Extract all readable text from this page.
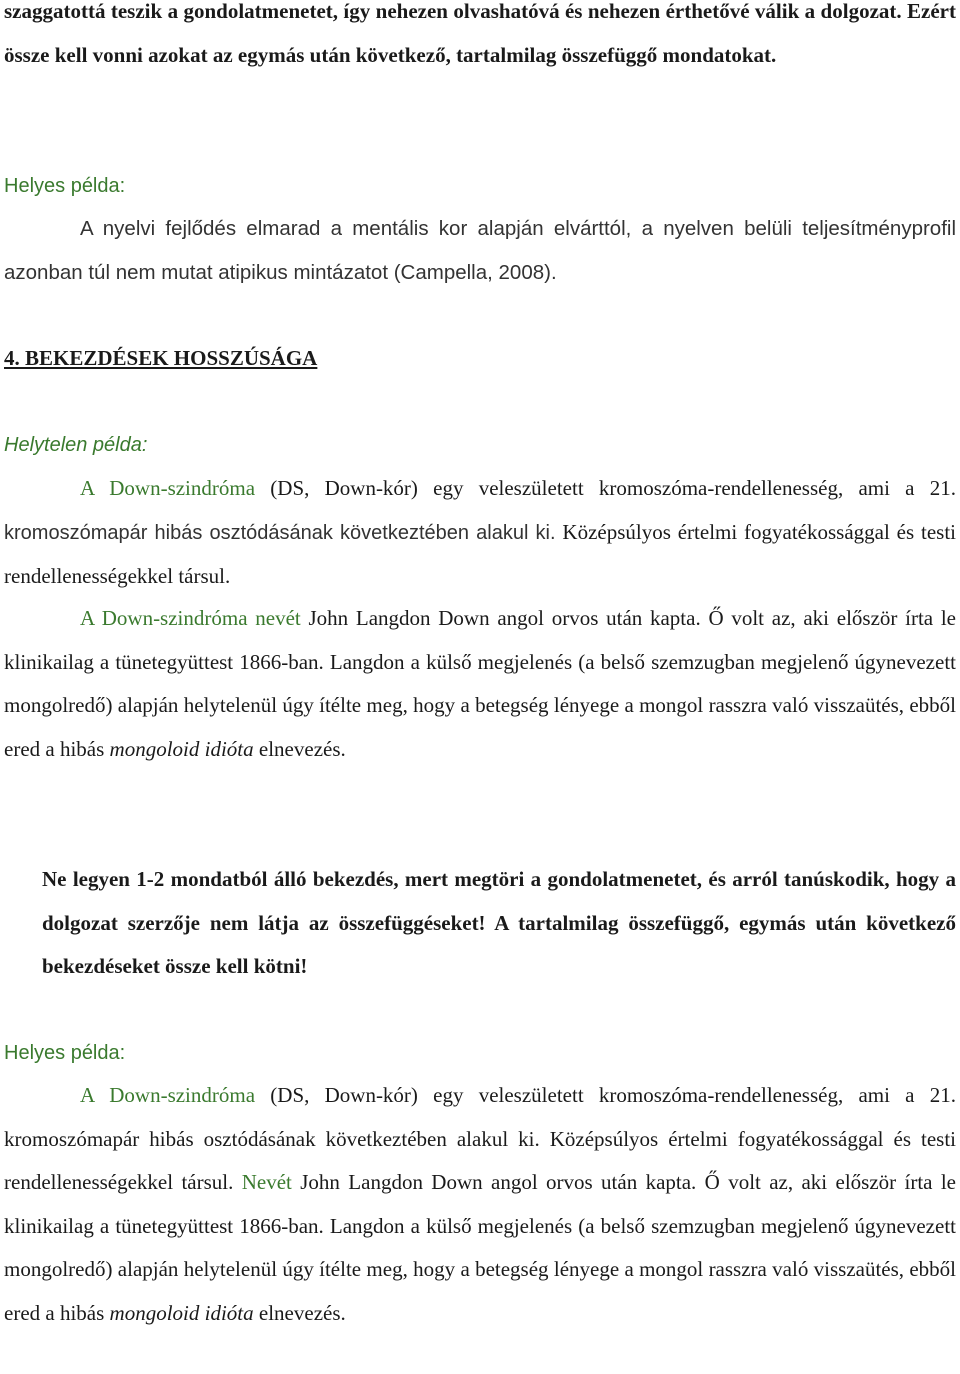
szaggatottá teszik a gondolatmenetet, így nehezen olvashatóvá és nehezen érthetővé válik a dolgozat. Ezért össze kell vonni azokat az egymás után következő, tartalmilag összefüggő mondatokat.

Helyes példa:

A nyelvi fejlődés elmarad a mentális kor alapján elvárttól, a nyelven belüli teljesítményprofil azonban túl nem mutat atipikus mintázatot (Campella, 2008).

4. BEKEZDÉSEK HOSSZÚSÁGA

Helytelen példa:

A Down-szindróma (DS, Down-kór) egy veleszületett kromoszóma-rendellenesség, ami a 21. kromoszómapár hibás osztódásának következtében alakul ki. Középsúlyos értelmi fogyatékossággal és testi rendellenességekkel társul.

A Down-szindróma nevét John Langdon Down angol orvos után kapta. Ő volt az, aki először írta le klinikailag a tünetegyüttest 1866-ban. Langdon a külső megjelenés (a belső szemzugban megjelenő úgynevezett mongolredő) alapján helytelenül úgy ítélte meg, hogy a betegség lényege a mongol rasszra való visszaütés, ebből ered a hibás mongoloid idióta elnevezés.

Ne legyen 1-2 mondatból álló bekezdés, mert megtöri a gondolatmenetet, és arról tanúskodik, hogy a dolgozat szerzője nem látja az összefüggéseket! A tartalmilag összefüggő, egymás után következő bekezdéseket össze kell kötni!

Helyes példa:

A Down-szindróma (DS, Down-kór) egy veleszületett kromoszóma-rendellenesség, ami a 21. kromoszómapár hibás osztódásának következtében alakul ki. Középsúlyos értelmi fogyatékossággal és testi rendellenességekkel társul. Nevét John Langdon Down angol orvos után kapta. Ő volt az, aki először írta le klinikailag a tünetegyüttest 1866-ban. Langdon a külső megjelenés (a belső szemzugban megjelenő úgynevezett mongolredő) alapján helytelenül úgy ítélte meg, hogy a betegség lényege a mongol rasszra való visszaütés, ebből ered a hibás mongoloid idióta elnevezés.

=-=-=

## SHORT TASK
Word for word, quote the lines above. Omit the pictures.

## TASK OUTPUT
Extract all readable text from this page.
szaggatottá teszik a gondolatmenetet, így nehezen olvashatóvá és nehezen érthetővé válik a dolgozat. Ezért össze kell vonni azokat az egymás után következő, tartalmilag összefüggő mondatokat.

Helyes példa:

A nyelvi fejlődés elmarad a mentális kor alapján elvárttól, a nyelven belüli teljesítményprofil azonban túl nem mutat atipikus mintázatot (Campella, 2008).

4. BEKEZDÉSEK HOSSZÚSÁGA

Helytelen példa:

A Down-szindróma (DS, Down-kór) egy veleszületett kromoszóma-rendellenesség, ami a 21. kromoszómapár hibás osztódásának következtében alakul ki. Középsúlyos értelmi fogyatékossággal és testi rendellenességekkel társul.

A Down-szindróma nevét John Langdon Down angol orvos után kapta. Ő volt az, aki először írta le klinikailag a tünetegyüttest 1866-ban. Langdon a külső megjelenés (a belső szemzugban megjelenő úgynevezett mongolredő) alapján helytelenül úgy ítélte meg, hogy a betegség lényege a mongol rasszra való visszaütés, ebből ered a hibás mongoloid idióta elnevezés.

Ne legyen 1-2 mondatból álló bekezdés, mert megtöri a gondolatmenetet, és arról tanúskodik, hogy a dolgozat szerzője nem látja az összefüggéseket! A tartalmilag összefüggő, egymás után következő bekezdéseket össze kell kötni!

Helyes példa:

A Down-szindróma (DS, Down-kór) egy veleszületett kromoszóma-rendellenesség, ami a 21. kromoszómapár hibás osztódásának következtében alakul ki. Középsúlyos értelmi fogyatékossággal és testi rendellenességekkel társul. Nevét John Langdon Down angol orvos után kapta. Ő volt az, aki először írta le klinikailag a tünetegyüttest 1866-ban. Langdon a külső megjelenés (a belső szemzugban megjelenő úgynevezett mongolredő) alapján helytelenül úgy ítélte meg, hogy a betegség lényege a mongol rasszra való visszaütés, ebből ered a hibás mongoloid idióta elnevezés.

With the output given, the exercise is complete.